THE RECORDS:
┌────────
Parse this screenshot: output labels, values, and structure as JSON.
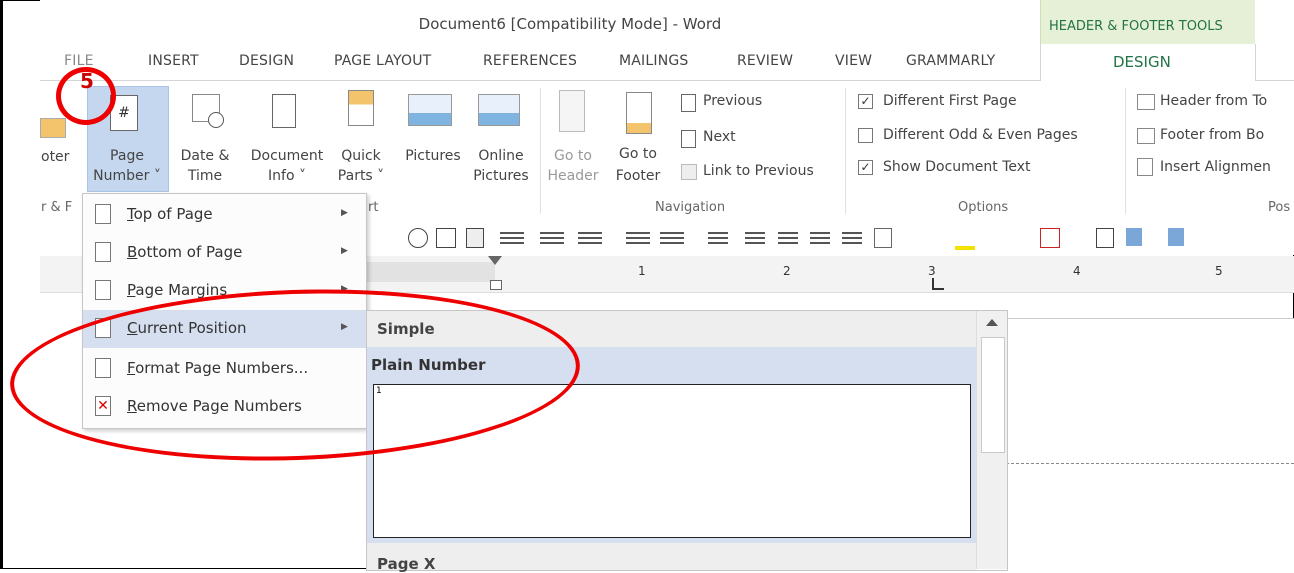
{
  "window": {
    "title": "Document6 [Compatibility Mode] - Word",
    "contextual_tab_group": "HEADER & FOOTER TOOLS"
  },
  "tabs": {
    "hidden_partial": "FILE",
    "insert": "INSERT",
    "design": "DESIGN",
    "page_layout": "PAGE LAYOUT",
    "references": "REFERENCES",
    "mailings": "MAILINGS",
    "review": "REVIEW",
    "view": "VIEW",
    "grammarly": "GRAMMARLY",
    "design_active": "DESIGN"
  },
  "ribbon": {
    "footer_partial": {
      "line1": "oter",
      "line2": "˅"
    },
    "page_number": {
      "line1": "Page",
      "line2": "Number ˅"
    },
    "date_time": {
      "line1": "Date &",
      "line2": "Time"
    },
    "document_info": {
      "line1": "Document",
      "line2": "Info ˅"
    },
    "quick_parts": {
      "line1": "Quick",
      "line2": "Parts ˅"
    },
    "pictures": {
      "line1": "Pictures"
    },
    "online_pictures": {
      "line1": "Online",
      "line2": "Pictures"
    },
    "go_to_header": {
      "line1": "Go to",
      "line2": "Header"
    },
    "go_to_footer": {
      "line1": "Go to",
      "line2": "Footer"
    },
    "previous": "Previous",
    "next": "Next",
    "link_to_previous": "Link to Previous",
    "options": {
      "different_first_page": "Different First Page",
      "different_odd_even": "Different Odd & Even Pages",
      "show_document_text": "Show Document Text"
    },
    "position": {
      "header_from_top": "Header from To",
      "footer_from_bottom": "Footer from Bo",
      "insert_alignment": "Insert Alignmen"
    },
    "groups": {
      "header_footer_partial": "r & F",
      "insert_partial": "rt",
      "navigation": "Navigation",
      "options": "Options",
      "position_partial": "Pos"
    }
  },
  "ruler": {
    "marks": [
      "1",
      "2",
      "3",
      "4",
      "5"
    ]
  },
  "dropdown": {
    "items": [
      {
        "label": "Top of Page",
        "access": "T",
        "rest": "op of Page",
        "submenu": true
      },
      {
        "label": "Bottom of Page",
        "access": "B",
        "rest": "ottom of Page",
        "submenu": true
      },
      {
        "label": "Page Margins",
        "access": "P",
        "rest": "age Margins",
        "submenu": true
      },
      {
        "label": "Current Position",
        "access": "C",
        "rest": "urrent Position",
        "submenu": true
      },
      {
        "label": "Format Page Numbers...",
        "access": "F",
        "rest": "ormat Page Numbers...",
        "submenu": false
      },
      {
        "label": "Remove Page Numbers",
        "access": "R",
        "rest": "emove Page Numbers",
        "submenu": false
      }
    ]
  },
  "gallery": {
    "section_simple": "Simple",
    "item_plain_number": "Plain Number",
    "preview_number": "1",
    "section_page_x": "Page X"
  },
  "annotation": {
    "step_number": "5"
  },
  "colors": {
    "accent": "#217346",
    "highlight": "#d5dff0",
    "annotation_red": "#e00000"
  }
}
└────────
Pull out each line of the records holding the string "rest".

        "rest": "op of Page",
        "rest": "ottom of Page",
        "rest": "age Margins",
        "rest": "urrent Position",
        "rest": "ormat Page Numbers...",
        "rest": "emove Page Numbers",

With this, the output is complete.